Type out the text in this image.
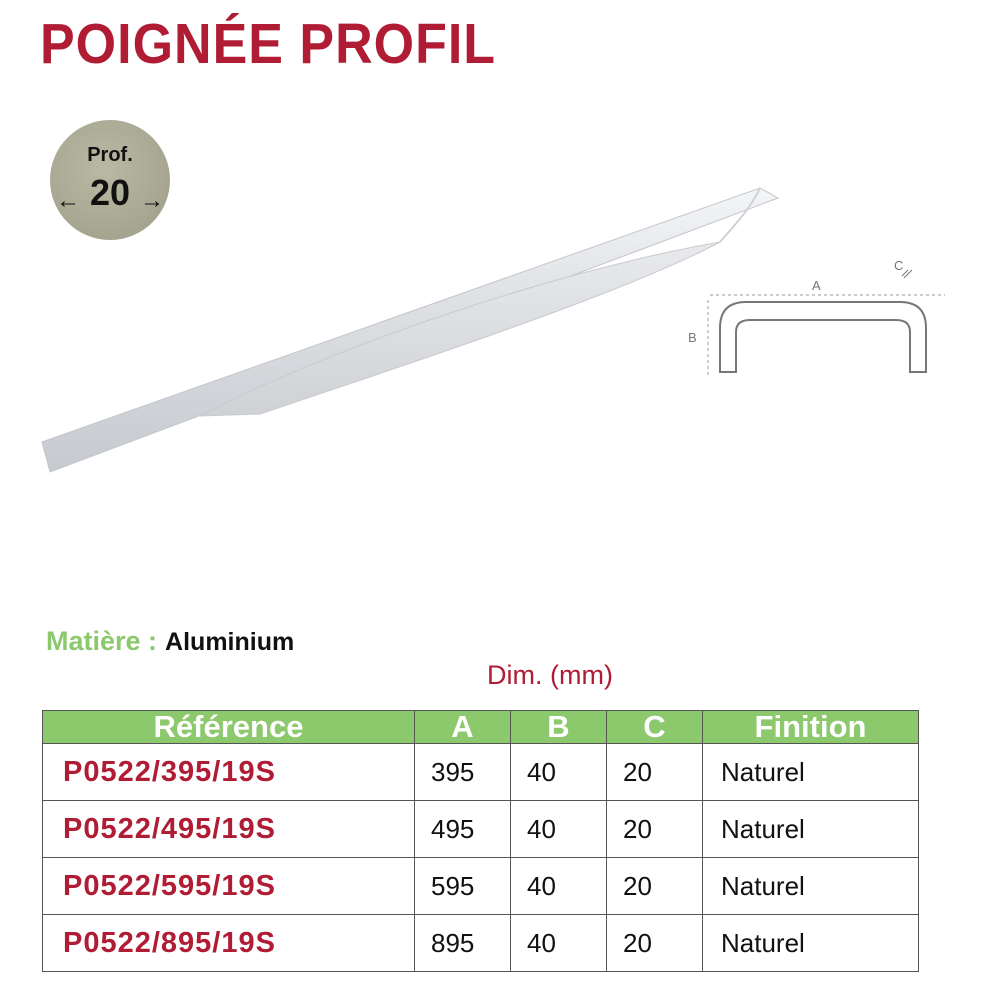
POIGNÉE PROFIL
Prof.
20
←	→
A
B
C
Matière : Aluminium
Dim. (mm)
Référence	A	B	C	Finition
P0522/395/19S	395	40	20	Naturel
P0522/495/19S	495	40	20	Naturel
P0522/595/19S	595	40	20	Naturel
P0522/895/19S	895	40	20	Naturel
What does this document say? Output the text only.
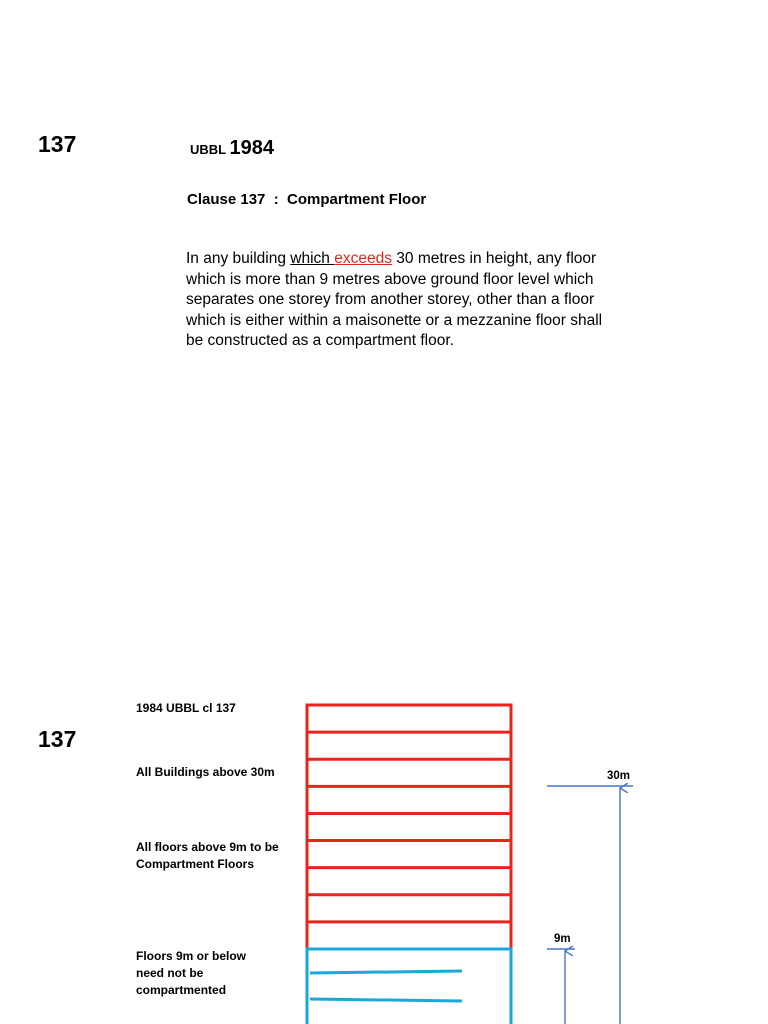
137	UBBL 1984
Clause 137  :  Compartment Floor
In any building which exceeds 30 metres in height, any floor which is more than 9 metres above ground floor level which separates one storey from another storey, other than a floor which is either within a maisonette or a mezzanine floor shall be constructed as a compartment floor.
137
1984 UBBL cl 137
All Buildings above 30m
All floors above 9m to be
Compartment Floors
Floors 9m or below
need not be
compartmented
30m
9m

* * * * *

**What needs to be done:** Every line of the listing that holds "this" should be found and copied.

**Exercise answer:**
Type out the text in this image.
What does this document say? Output the text only.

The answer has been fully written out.